— start of Source records —

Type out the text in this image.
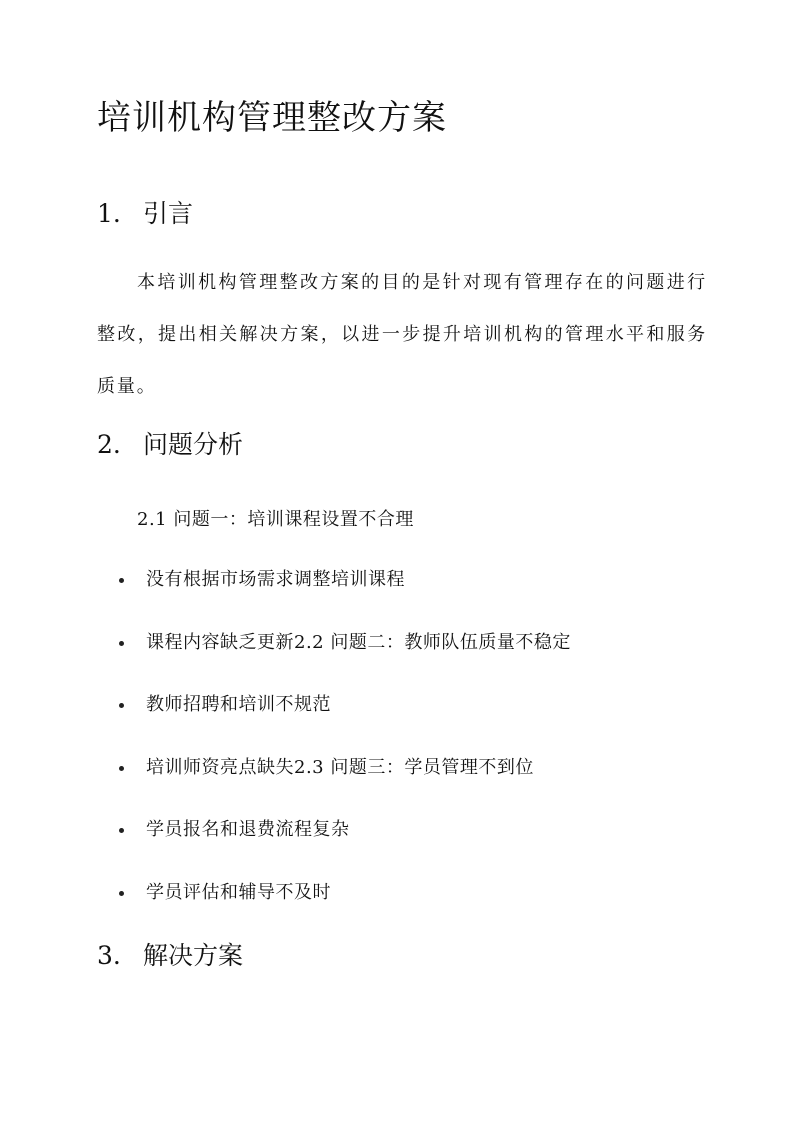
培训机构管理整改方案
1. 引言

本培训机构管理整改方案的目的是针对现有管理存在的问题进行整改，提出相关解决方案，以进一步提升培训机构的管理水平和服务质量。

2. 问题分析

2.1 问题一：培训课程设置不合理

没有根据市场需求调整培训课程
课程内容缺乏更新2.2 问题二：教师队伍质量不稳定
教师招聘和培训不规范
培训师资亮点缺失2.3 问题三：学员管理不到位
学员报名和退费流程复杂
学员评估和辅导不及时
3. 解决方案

— end of Source records —
— start of Source records —

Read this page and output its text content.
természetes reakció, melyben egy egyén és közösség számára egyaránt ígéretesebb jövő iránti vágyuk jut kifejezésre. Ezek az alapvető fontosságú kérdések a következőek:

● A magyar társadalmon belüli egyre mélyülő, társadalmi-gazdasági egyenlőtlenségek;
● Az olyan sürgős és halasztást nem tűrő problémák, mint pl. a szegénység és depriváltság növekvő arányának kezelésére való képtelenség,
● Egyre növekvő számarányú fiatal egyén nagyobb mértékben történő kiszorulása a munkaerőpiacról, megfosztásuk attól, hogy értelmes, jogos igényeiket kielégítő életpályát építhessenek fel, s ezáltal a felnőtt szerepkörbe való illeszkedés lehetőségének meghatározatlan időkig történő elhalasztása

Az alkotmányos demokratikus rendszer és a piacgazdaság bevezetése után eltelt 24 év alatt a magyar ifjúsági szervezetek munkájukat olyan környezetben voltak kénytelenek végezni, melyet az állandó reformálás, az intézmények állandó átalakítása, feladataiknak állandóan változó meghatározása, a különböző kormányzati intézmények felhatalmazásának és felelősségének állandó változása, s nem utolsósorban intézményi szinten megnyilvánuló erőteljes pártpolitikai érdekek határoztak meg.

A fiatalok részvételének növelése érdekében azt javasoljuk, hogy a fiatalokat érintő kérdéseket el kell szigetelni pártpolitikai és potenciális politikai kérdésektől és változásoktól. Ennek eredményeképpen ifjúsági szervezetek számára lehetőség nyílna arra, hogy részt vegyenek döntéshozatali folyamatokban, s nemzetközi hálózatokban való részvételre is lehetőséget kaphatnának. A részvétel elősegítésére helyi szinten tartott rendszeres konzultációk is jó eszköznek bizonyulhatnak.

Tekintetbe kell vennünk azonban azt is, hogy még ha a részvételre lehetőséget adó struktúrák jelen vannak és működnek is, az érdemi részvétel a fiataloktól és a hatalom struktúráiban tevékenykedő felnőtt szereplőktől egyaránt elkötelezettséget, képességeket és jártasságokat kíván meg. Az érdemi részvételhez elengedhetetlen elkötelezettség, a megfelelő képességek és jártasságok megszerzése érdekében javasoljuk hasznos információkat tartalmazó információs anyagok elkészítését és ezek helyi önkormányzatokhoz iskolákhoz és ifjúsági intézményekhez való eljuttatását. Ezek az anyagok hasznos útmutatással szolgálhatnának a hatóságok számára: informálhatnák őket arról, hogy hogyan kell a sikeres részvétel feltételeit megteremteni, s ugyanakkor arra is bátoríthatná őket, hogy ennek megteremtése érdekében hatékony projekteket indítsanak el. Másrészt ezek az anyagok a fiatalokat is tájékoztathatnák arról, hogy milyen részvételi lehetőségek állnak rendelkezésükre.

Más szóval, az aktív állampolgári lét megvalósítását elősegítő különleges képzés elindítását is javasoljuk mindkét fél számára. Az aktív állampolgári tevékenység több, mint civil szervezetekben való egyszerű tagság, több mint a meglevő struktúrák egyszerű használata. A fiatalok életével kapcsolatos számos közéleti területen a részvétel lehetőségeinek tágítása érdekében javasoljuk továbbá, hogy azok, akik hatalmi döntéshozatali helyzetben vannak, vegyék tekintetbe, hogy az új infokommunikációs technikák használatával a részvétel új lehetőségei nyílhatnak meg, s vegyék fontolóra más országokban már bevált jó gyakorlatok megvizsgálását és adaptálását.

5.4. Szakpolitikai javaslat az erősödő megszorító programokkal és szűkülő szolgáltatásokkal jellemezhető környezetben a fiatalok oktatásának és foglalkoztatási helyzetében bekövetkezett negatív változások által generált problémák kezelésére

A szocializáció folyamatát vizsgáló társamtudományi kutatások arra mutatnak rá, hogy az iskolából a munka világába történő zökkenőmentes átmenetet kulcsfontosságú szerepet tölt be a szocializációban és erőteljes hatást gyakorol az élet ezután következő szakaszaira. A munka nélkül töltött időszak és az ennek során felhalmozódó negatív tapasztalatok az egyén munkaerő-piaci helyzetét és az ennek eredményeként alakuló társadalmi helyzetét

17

— end of Source records —
— start of Source records —

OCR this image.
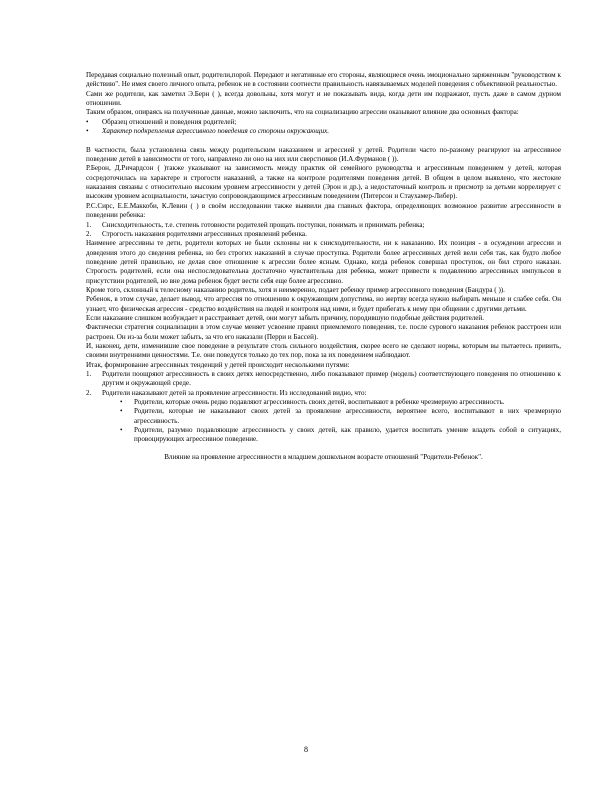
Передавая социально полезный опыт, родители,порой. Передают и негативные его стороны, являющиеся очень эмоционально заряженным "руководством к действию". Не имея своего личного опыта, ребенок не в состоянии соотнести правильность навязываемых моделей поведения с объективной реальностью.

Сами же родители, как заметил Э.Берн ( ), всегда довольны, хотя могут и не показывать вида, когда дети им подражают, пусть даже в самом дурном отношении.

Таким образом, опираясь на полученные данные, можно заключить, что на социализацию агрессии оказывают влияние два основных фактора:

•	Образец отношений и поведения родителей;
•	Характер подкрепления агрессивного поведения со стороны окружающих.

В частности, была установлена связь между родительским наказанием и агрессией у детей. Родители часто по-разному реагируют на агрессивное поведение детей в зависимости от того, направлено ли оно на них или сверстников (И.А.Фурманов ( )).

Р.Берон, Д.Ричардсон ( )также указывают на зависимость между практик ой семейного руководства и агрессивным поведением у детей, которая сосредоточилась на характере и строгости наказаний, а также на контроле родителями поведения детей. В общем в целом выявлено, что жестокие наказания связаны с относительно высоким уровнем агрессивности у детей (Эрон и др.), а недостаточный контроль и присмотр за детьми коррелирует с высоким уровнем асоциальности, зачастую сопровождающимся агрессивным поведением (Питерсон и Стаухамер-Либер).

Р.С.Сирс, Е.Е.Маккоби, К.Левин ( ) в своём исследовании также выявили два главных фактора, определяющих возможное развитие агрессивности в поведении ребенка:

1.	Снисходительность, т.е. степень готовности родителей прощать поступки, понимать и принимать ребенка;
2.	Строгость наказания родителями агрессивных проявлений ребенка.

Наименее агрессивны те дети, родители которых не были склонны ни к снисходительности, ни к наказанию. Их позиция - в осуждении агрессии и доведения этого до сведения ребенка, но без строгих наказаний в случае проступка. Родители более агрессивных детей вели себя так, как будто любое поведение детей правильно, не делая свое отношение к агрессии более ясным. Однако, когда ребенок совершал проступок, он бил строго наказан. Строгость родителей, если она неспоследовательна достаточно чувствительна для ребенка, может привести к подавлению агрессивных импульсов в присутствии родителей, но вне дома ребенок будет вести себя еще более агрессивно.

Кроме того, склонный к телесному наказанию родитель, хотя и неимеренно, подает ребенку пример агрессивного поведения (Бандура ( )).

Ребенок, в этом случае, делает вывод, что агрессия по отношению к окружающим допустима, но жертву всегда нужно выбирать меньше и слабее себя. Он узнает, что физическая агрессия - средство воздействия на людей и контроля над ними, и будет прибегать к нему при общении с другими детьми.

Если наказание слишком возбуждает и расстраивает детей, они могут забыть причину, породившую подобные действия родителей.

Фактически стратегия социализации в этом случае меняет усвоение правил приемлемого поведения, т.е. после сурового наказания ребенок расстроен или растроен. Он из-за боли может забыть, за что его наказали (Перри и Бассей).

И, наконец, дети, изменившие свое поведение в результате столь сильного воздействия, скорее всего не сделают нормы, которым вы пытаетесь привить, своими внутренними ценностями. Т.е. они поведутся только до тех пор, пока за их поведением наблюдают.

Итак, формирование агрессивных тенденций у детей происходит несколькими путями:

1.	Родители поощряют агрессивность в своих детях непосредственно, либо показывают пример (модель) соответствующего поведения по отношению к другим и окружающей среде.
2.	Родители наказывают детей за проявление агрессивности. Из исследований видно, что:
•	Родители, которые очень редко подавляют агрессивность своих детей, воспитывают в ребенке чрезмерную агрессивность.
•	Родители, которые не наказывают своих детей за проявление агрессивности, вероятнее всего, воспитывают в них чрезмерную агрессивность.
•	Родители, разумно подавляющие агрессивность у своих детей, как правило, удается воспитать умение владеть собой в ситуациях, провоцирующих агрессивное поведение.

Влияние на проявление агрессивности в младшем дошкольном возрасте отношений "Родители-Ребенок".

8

— end of Source records —

§ **Aim of the exercise**:
Going through the data, tally the lines containing "забыть" and report only the result.

§ **Exercise result**:
2